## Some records

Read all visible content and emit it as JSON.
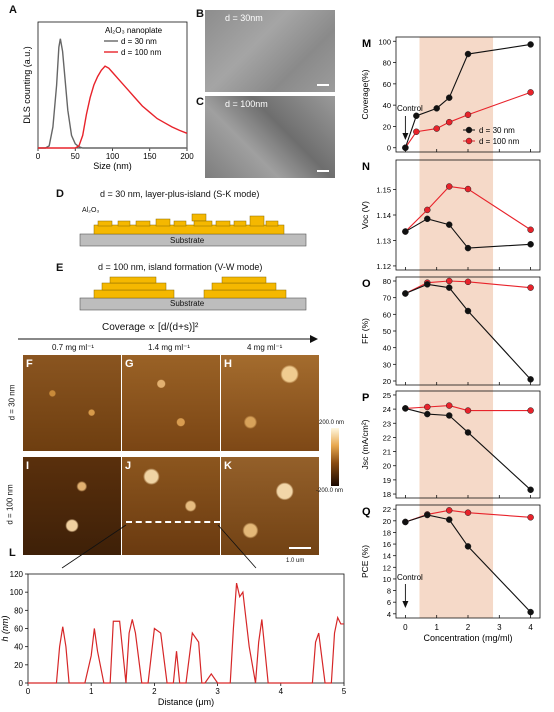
{
  "panels": {
    "A": {
      "letter": "A",
      "legend_title": "Al₂O₃ nanoplate",
      "chart_data": {
        "type": "line",
        "xlabel": "Size (nm)",
        "ylabel": "DLS counting (a.u.)",
        "xlim": [
          0,
          200
        ],
        "x_ticks": [
          "0",
          "50",
          "100",
          "150",
          "200"
        ],
        "series": [
          {
            "name": "d = 30 nm",
            "color": "#666666",
            "x": [
              0,
              10,
              15,
              20,
              25,
              28,
              30,
              33,
              36,
              40,
              45,
              50,
              55,
              60,
              70,
              80,
              100,
              200
            ],
            "y": [
              0,
              0,
              0.5,
              5,
              15,
              24,
              26,
              23,
              17,
              9,
              3,
              1,
              0.3,
              0,
              0,
              0,
              0,
              0
            ]
          },
          {
            "name": "d = 100 nm",
            "color": "#e8232b",
            "x": [
              0,
              40,
              50,
              55,
              60,
              65,
              70,
              75,
              80,
              85,
              90,
              95,
              100,
              110,
              120,
              130,
              140,
              150,
              160,
              170,
              180,
              190,
              200
            ],
            "y": [
              0,
              0,
              0,
              0.5,
              3,
              8,
              12,
              15,
              17,
              18.5,
              19.5,
              19,
              18,
              16,
              14,
              12,
              10,
              8.5,
              7,
              6,
              5,
              4.2,
              3.5
            ]
          }
        ]
      }
    },
    "B": {
      "letter": "B",
      "label": "d = 30nm"
    },
    "C": {
      "letter": "C",
      "label": "d = 100nm"
    },
    "D": {
      "letter": "D",
      "title": "d = 30 nm, layer-plus-island (S-K mode)",
      "material": "Al₂O₃",
      "substrate": "Substrate"
    },
    "E": {
      "letter": "E",
      "title": "d = 100 nm, island formation (V-W mode)",
      "substrate": "Substrate"
    },
    "coverage_label": "Coverage ∝ [d/(d+s)]²",
    "afm": {
      "columns": [
        "0.7 mg ml⁻¹",
        "1.4 mg ml⁻¹",
        "4 mg ml⁻¹"
      ],
      "rows": [
        "d = 30 nm",
        "d = 100 nm"
      ],
      "letters": [
        "F",
        "G",
        "H",
        "I",
        "J",
        "K"
      ],
      "scale_max": "200.0 nm",
      "scale_min": "-200.0 nm",
      "scale_bar": "1.0 um"
    },
    "L": {
      "letter": "L",
      "chart_data": {
        "type": "line",
        "xlabel": "Distance (μm)",
        "ylabel": "h (nm)",
        "xlim": [
          0,
          5
        ],
        "ylim": [
          0,
          120
        ],
        "x_ticks": [
          "0",
          "1",
          "2",
          "3",
          "4",
          "5"
        ],
        "y_ticks": [
          "0",
          "20",
          "40",
          "60",
          "80",
          "100",
          "120"
        ],
        "series": [
          {
            "color": "#d62728",
            "x": [
              0,
              0.45,
              0.5,
              0.55,
              0.6,
              0.65,
              0.7,
              0.9,
              1.0,
              1.05,
              1.1,
              1.2,
              1.3,
              1.35,
              1.45,
              1.55,
              1.6,
              1.65,
              1.7,
              1.8,
              1.9,
              2.0,
              2.1,
              2.2,
              2.3,
              2.35,
              2.4,
              2.5,
              2.6,
              2.7,
              2.75,
              2.8,
              2.9,
              3.0,
              3.1,
              3.2,
              3.25,
              3.3,
              3.35,
              3.4,
              3.45,
              3.5,
              3.6,
              3.65,
              3.7,
              3.8,
              3.9,
              4.0,
              4.1,
              4.2,
              4.4,
              4.5,
              4.55,
              4.6,
              4.7,
              4.8,
              4.85,
              4.9,
              4.95,
              5.0
            ],
            "y": [
              0,
              0,
              40,
              62,
              40,
              0,
              0,
              0,
              30,
              60,
              35,
              0,
              0,
              68,
              68,
              0,
              55,
              70,
              55,
              0,
              0,
              60,
              55,
              0,
              0,
              35,
              0,
              0,
              55,
              45,
              0,
              0,
              10,
              0,
              0,
              0,
              60,
              110,
              95,
              100,
              70,
              40,
              0,
              45,
              70,
              0,
              0,
              0,
              0,
              0,
              0,
              0,
              45,
              55,
              0,
              0,
              55,
              72,
              65,
              65
            ]
          }
        ]
      }
    },
    "right": {
      "xlabel": "Concentration (mg/ml)",
      "x_ticks": [
        "0",
        "1",
        "2",
        "3",
        "4"
      ],
      "control_label": "Control",
      "legend": [
        "d = 30 nm",
        "d = 100 nm"
      ],
      "M": {
        "letter": "M",
        "chart_data": {
          "type": "line",
          "ylabel": "Coverage(%)",
          "ylim": [
            0,
            100
          ],
          "y_ticks": [
            "0",
            "20",
            "40",
            "60",
            "80",
            "100"
          ],
          "x": [
            0,
            0.35,
            0.7,
            1.4,
            2,
            4
          ],
          "series": [
            {
              "name": "d = 30 nm",
              "color": "#111111",
              "x": [
                0,
                0.35,
                1,
                1.4,
                2,
                4
              ],
              "y": [
                0,
                30,
                37,
                47,
                88,
                97
              ]
            },
            {
              "name": "d = 100 nm",
              "color": "#e8232b",
              "x": [
                0,
                0.35,
                1,
                1.4,
                2,
                4
              ],
              "y": [
                0,
                15,
                18,
                24,
                31,
                52
              ]
            }
          ]
        }
      },
      "N": {
        "letter": "N",
        "chart_data": {
          "type": "line",
          "ylabel": "Voc (V)",
          "ylim": [
            1.12,
            1.16
          ],
          "y_ticks": [
            "1.12",
            "1.13",
            "1.14",
            "1.15"
          ],
          "series": [
            {
              "name": "d = 30 nm",
              "color": "#111111",
              "x": [
                0,
                0.7,
                1.4,
                2,
                4
              ],
              "y": [
                1.1335,
                1.1385,
                1.1362,
                1.127,
                1.1285
              ]
            },
            {
              "name": "d = 100 nm",
              "color": "#e8232b",
              "x": [
                0,
                0.7,
                1.4,
                2,
                4
              ],
              "y": [
                1.1335,
                1.142,
                1.1512,
                1.1502,
                1.1342
              ]
            }
          ]
        }
      },
      "O": {
        "letter": "O",
        "chart_data": {
          "type": "line",
          "ylabel": "FF (%)",
          "ylim": [
            20,
            80
          ],
          "y_ticks": [
            "20",
            "30",
            "40",
            "50",
            "60",
            "70",
            "80"
          ],
          "series": [
            {
              "name": "d = 30 nm",
              "color": "#111111",
              "x": [
                0,
                0.7,
                1.4,
                2,
                4
              ],
              "y": [
                72.5,
                78,
                76,
                62,
                21
              ]
            },
            {
              "name": "d = 100 nm",
              "color": "#e8232b",
              "x": [
                0,
                0.7,
                1.4,
                2,
                4
              ],
              "y": [
                72.5,
                79,
                80,
                79.5,
                76
              ]
            }
          ]
        }
      },
      "P": {
        "letter": "P",
        "chart_data": {
          "type": "line",
          "ylabel": "Jsc (mA/cm²)",
          "ylim": [
            18,
            25
          ],
          "y_ticks": [
            "18",
            "19",
            "20",
            "21",
            "22",
            "23",
            "24",
            "25"
          ],
          "series": [
            {
              "name": "d = 30 nm",
              "color": "#111111",
              "x": [
                0,
                0.7,
                1.4,
                2,
                4
              ],
              "y": [
                24.05,
                23.65,
                23.55,
                22.35,
                18.3
              ]
            },
            {
              "name": "d = 100 nm",
              "color": "#e8232b",
              "x": [
                0,
                0.7,
                1.4,
                2,
                4
              ],
              "y": [
                24.05,
                24.15,
                24.25,
                23.9,
                23.9
              ]
            }
          ]
        }
      },
      "Q": {
        "letter": "Q",
        "chart_data": {
          "type": "line",
          "ylabel": "PCE (%)",
          "ylim": [
            4,
            22
          ],
          "y_ticks": [
            "4",
            "6",
            "8",
            "10",
            "12",
            "14",
            "16",
            "18",
            "20",
            "22"
          ],
          "series": [
            {
              "name": "d = 30 nm",
              "color": "#111111",
              "x": [
                0,
                0.7,
                1.4,
                2,
                4
              ],
              "y": [
                19.8,
                21,
                20.2,
                15.6,
                4.3
              ]
            },
            {
              "name": "d = 100 nm",
              "color": "#e8232b",
              "x": [
                0,
                0.7,
                1.4,
                2,
                4
              ],
              "y": [
                19.8,
                21.1,
                21.8,
                21.4,
                20.6
              ]
            }
          ]
        }
      }
    }
  }
}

## What you have to do
Copy out each line in the listing that has the word "Al₂O₃".

## Worked solution
      "legend_title": "Al₂O₃ nanoplate",
      "material": "Al₂O₃",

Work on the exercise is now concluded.